- Exercise -
Output the data that follows exactly, line for line.

- Dataset extract -
· · · ·

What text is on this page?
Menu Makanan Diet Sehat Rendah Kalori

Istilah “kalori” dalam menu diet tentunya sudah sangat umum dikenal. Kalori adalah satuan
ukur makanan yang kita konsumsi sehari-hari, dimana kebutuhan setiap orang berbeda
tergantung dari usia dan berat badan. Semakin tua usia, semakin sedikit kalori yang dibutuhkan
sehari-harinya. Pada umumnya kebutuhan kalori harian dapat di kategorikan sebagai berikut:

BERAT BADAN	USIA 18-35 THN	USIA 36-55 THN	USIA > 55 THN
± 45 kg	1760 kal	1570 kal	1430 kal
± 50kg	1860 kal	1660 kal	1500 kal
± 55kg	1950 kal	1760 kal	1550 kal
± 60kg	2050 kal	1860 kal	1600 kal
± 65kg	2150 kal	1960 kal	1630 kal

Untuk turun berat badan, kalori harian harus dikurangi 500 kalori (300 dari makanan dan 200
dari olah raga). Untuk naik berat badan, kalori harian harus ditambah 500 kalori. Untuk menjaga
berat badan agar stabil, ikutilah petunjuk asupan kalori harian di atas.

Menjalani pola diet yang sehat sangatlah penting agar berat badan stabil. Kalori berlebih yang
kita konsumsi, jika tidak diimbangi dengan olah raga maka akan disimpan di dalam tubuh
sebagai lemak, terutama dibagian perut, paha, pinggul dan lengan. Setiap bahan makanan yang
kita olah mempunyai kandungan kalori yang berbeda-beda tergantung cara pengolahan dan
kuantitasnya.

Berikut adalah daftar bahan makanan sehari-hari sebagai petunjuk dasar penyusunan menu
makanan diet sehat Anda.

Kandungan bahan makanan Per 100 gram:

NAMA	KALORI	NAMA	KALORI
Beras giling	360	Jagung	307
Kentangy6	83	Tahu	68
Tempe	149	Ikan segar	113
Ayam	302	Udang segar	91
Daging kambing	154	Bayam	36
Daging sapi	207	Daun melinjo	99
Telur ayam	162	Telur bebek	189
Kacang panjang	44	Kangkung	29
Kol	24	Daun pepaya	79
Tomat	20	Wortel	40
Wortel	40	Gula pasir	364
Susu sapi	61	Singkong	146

· · · ·

- Final answer -
What text is on this page?
Menu Makanan Diet Sehat Rendah Kalori

Istilah “kalori” dalam menu diet tentunya sudah sangat umum dikenal. Kalori adalah satuan
ukur makanan yang kita konsumsi sehari-hari, dimana kebutuhan setiap orang berbeda
tergantung dari usia dan berat badan. Semakin tua usia, semakin sedikit kalori yang dibutuhkan
sehari-harinya. Pada umumnya kebutuhan kalori harian dapat di kategorikan sebagai berikut:

BERAT BADAN	USIA 18-35 THN	USIA 36-55 THN	USIA > 55 THN
± 45 kg	1760 kal	1570 kal	1430 kal
± 50kg	1860 kal	1660 kal	1500 kal
± 55kg	1950 kal	1760 kal	1550 kal
± 60kg	2050 kal	1860 kal	1600 kal
± 65kg	2150 kal	1960 kal	1630 kal

Untuk turun berat badan, kalori harian harus dikurangi 500 kalori (300 dari makanan dan 200
dari olah raga). Untuk naik berat badan, kalori harian harus ditambah 500 kalori. Untuk menjaga
berat badan agar stabil, ikutilah petunjuk asupan kalori harian di atas.

Menjalani pola diet yang sehat sangatlah penting agar berat badan stabil. Kalori berlebih yang
kita konsumsi, jika tidak diimbangi dengan olah raga maka akan disimpan di dalam tubuh
sebagai lemak, terutama dibagian perut, paha, pinggul dan lengan. Setiap bahan makanan yang
kita olah mempunyai kandungan kalori yang berbeda-beda tergantung cara pengolahan dan
kuantitasnya.

Berikut adalah daftar bahan makanan sehari-hari sebagai petunjuk dasar penyusunan menu
makanan diet sehat Anda.

Kandungan bahan makanan Per 100 gram:

NAMA	KALORI	NAMA	KALORI
Beras giling	360	Jagung	307
Kentangy6	83	Tahu	68
Tempe	149	Ikan segar	113
Ayam	302	Udang segar	91
Daging kambing	154	Bayam	36
Daging sapi	207	Daun melinjo	99
Telur ayam	162	Telur bebek	189
Kacang panjang	44	Kangkung	29
Kol	24	Daun pepaya	79
Tomat	20	Wortel	40
Wortel	40	Gula pasir	364
Susu sapi	61	Singkong	146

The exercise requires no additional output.